* BEGIN Materials provided *

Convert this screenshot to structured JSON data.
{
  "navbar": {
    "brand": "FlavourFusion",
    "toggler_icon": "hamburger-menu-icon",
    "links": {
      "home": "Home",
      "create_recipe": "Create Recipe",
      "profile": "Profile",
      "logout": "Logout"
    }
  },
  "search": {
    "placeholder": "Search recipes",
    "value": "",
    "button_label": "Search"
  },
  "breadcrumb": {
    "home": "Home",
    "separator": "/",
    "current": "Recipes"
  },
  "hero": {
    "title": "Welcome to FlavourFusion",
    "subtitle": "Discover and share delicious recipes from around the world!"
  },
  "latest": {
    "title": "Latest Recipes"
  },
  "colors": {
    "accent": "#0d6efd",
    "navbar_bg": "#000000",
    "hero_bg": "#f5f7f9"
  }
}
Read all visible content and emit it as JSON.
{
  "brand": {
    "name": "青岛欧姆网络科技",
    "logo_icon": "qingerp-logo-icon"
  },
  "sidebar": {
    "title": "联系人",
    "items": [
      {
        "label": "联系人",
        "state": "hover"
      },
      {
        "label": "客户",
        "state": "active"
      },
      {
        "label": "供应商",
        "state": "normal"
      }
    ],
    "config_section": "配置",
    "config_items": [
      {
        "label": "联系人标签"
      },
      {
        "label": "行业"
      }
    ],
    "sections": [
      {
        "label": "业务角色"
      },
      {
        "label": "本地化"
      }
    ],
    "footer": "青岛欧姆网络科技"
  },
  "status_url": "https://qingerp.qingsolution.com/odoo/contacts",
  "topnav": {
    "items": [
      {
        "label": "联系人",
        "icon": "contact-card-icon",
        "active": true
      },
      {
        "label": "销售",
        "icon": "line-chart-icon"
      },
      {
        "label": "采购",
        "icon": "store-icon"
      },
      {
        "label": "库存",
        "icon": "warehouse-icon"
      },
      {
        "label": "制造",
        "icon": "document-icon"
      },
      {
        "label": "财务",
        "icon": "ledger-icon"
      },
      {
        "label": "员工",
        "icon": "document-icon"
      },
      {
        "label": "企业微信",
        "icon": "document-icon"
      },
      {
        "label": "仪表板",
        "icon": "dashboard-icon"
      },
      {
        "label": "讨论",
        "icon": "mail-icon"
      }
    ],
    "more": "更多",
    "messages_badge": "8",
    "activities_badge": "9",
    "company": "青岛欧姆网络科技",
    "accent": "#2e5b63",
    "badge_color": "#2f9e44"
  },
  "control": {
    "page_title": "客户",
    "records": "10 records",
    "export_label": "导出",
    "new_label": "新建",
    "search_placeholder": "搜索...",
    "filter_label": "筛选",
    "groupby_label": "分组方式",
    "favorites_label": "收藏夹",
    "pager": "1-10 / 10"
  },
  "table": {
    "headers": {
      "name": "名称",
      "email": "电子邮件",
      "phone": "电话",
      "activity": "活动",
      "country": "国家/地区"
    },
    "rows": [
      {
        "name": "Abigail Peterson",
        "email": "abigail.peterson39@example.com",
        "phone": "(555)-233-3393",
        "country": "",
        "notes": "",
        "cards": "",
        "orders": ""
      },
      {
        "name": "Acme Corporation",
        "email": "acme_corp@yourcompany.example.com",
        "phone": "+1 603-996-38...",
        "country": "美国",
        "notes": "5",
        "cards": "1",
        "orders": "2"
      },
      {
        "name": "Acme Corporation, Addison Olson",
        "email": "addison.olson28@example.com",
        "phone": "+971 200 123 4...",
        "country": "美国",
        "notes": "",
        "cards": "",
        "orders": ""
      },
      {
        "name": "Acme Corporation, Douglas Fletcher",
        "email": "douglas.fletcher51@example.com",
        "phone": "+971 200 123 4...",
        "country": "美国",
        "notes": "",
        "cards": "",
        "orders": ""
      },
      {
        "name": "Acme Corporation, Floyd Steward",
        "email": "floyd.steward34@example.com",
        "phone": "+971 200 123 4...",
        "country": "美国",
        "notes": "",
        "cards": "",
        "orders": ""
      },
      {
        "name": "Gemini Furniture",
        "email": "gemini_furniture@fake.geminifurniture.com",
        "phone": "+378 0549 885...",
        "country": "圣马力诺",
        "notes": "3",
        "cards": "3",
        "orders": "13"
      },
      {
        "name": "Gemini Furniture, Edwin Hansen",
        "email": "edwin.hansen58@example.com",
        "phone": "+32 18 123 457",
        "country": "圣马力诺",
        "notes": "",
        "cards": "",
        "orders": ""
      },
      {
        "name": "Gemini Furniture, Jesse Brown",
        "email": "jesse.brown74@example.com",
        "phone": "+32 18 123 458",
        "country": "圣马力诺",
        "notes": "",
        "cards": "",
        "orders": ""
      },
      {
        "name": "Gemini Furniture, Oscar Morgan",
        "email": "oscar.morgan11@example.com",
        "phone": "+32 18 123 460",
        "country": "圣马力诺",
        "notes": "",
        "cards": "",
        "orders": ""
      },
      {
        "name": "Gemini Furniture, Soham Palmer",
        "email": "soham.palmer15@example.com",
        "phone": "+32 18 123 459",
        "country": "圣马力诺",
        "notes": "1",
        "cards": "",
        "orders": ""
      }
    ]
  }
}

* END Materials provided *

> [Problem details]:
In full and verbatim, repeat the records given above.

> [Result for this task]:
Convert this screenshot to structured JSON data.
{
  "navbar": {
    "brand": "FlavourFusion",
    "toggler_icon": "hamburger-menu-icon",
    "links": {
      "home": "Home",
      "create_recipe": "Create Recipe",
      "profile": "Profile",
      "logout": "Logout"
    }
  },
  "search": {
    "placeholder": "Search recipes",
    "value": "",
    "button_label": "Search"
  },
  "breadcrumb": {
    "home": "Home",
    "separator": "/",
    "current": "Recipes"
  },
  "hero": {
    "title": "Welcome to FlavourFusion",
    "subtitle": "Discover and share delicious recipes from around the world!"
  },
  "latest": {
    "title": "Latest Recipes"
  },
  "colors": {
    "accent": "#0d6efd",
    "navbar_bg": "#000000",
    "hero_bg": "#f5f7f9"
  }
}
Read all visible content and emit it as JSON.
{
  "brand": {
    "name": "青岛欧姆网络科技",
    "logo_icon": "qingerp-logo-icon"
  },
  "sidebar": {
    "title": "联系人",
    "items": [
      {
        "label": "联系人",
        "state": "hover"
      },
      {
        "label": "客户",
        "state": "active"
      },
      {
        "label": "供应商",
        "state": "normal"
      }
    ],
    "config_section": "配置",
    "config_items": [
      {
        "label": "联系人标签"
      },
      {
        "label": "行业"
      }
    ],
    "sections": [
      {
        "label": "业务角色"
      },
      {
        "label": "本地化"
      }
    ],
    "footer": "青岛欧姆网络科技"
  },
  "status_url": "https://qingerp.qingsolution.com/odoo/contacts",
  "topnav": {
    "items": [
      {
        "label": "联系人",
        "icon": "contact-card-icon",
        "active": true
      },
      {
        "label": "销售",
        "icon": "line-chart-icon"
      },
      {
        "label": "采购",
        "icon": "store-icon"
      },
      {
        "label": "库存",
        "icon": "warehouse-icon"
      },
      {
        "label": "制造",
        "icon": "document-icon"
      },
      {
        "label": "财务",
        "icon": "ledger-icon"
      },
      {
        "label": "员工",
        "icon": "document-icon"
      },
      {
        "label": "企业微信",
        "icon": "document-icon"
      },
      {
        "label": "仪表板",
        "icon": "dashboard-icon"
      },
      {
        "label": "讨论",
        "icon": "mail-icon"
      }
    ],
    "more": "更多",
    "messages_badge": "8",
    "activities_badge": "9",
    "company": "青岛欧姆网络科技",
    "accent": "#2e5b63",
    "badge_color": "#2f9e44"
  },
  "control": {
    "page_title": "客户",
    "records": "10 records",
    "export_label": "导出",
    "new_label": "新建",
    "search_placeholder": "搜索...",
    "filter_label": "筛选",
    "groupby_label": "分组方式",
    "favorites_label": "收藏夹",
    "pager": "1-10 / 10"
  },
  "table": {
    "headers": {
      "name": "名称",
      "email": "电子邮件",
      "phone": "电话",
      "activity": "活动",
      "country": "国家/地区"
    },
    "rows": [
      {
        "name": "Abigail Peterson",
        "email": "abigail.peterson39@example.com",
        "phone": "(555)-233-3393",
        "country": "",
        "notes": "",
        "cards": "",
        "orders": ""
      },
      {
        "name": "Acme Corporation",
        "email": "acme_corp@yourcompany.example.com",
        "phone": "+1 603-996-38...",
        "country": "美国",
        "notes": "5",
        "cards": "1",
        "orders": "2"
      },
      {
        "name": "Acme Corporation, Addison Olson",
        "email": "addison.olson28@example.com",
        "phone": "+971 200 123 4...",
        "country": "美国",
        "notes": "",
        "cards": "",
        "orders": ""
      },
      {
        "name": "Acme Corporation, Douglas Fletcher",
        "email": "douglas.fletcher51@example.com",
        "phone": "+971 200 123 4...",
        "country": "美国",
        "notes": "",
        "cards": "",
        "orders": ""
      },
      {
        "name": "Acme Corporation, Floyd Steward",
        "email": "floyd.steward34@example.com",
        "phone": "+971 200 123 4...",
        "country": "美国",
        "notes": "",
        "cards": "",
        "orders": ""
      },
      {
        "name": "Gemini Furniture",
        "email": "gemini_furniture@fake.geminifurniture.com",
        "phone": "+378 0549 885...",
        "country": "圣马力诺",
        "notes": "3",
        "cards": "3",
        "orders": "13"
      },
      {
        "name": "Gemini Furniture, Edwin Hansen",
        "email": "edwin.hansen58@example.com",
        "phone": "+32 18 123 457",
        "country": "圣马力诺",
        "notes": "",
        "cards": "",
        "orders": ""
      },
      {
        "name": "Gemini Furniture, Jesse Brown",
        "email": "jesse.brown74@example.com",
        "phone": "+32 18 123 458",
        "country": "圣马力诺",
        "notes": "",
        "cards": "",
        "orders": ""
      },
      {
        "name": "Gemini Furniture, Oscar Morgan",
        "email": "oscar.morgan11@example.com",
        "phone": "+32 18 123 460",
        "country": "圣马力诺",
        "notes": "",
        "cards": "",
        "orders": ""
      },
      {
        "name": "Gemini Furniture, Soham Palmer",
        "email": "soham.palmer15@example.com",
        "phone": "+32 18 123 459",
        "country": "圣马力诺",
        "notes": "1",
        "cards": "",
        "orders": ""
      }
    ]
  }
}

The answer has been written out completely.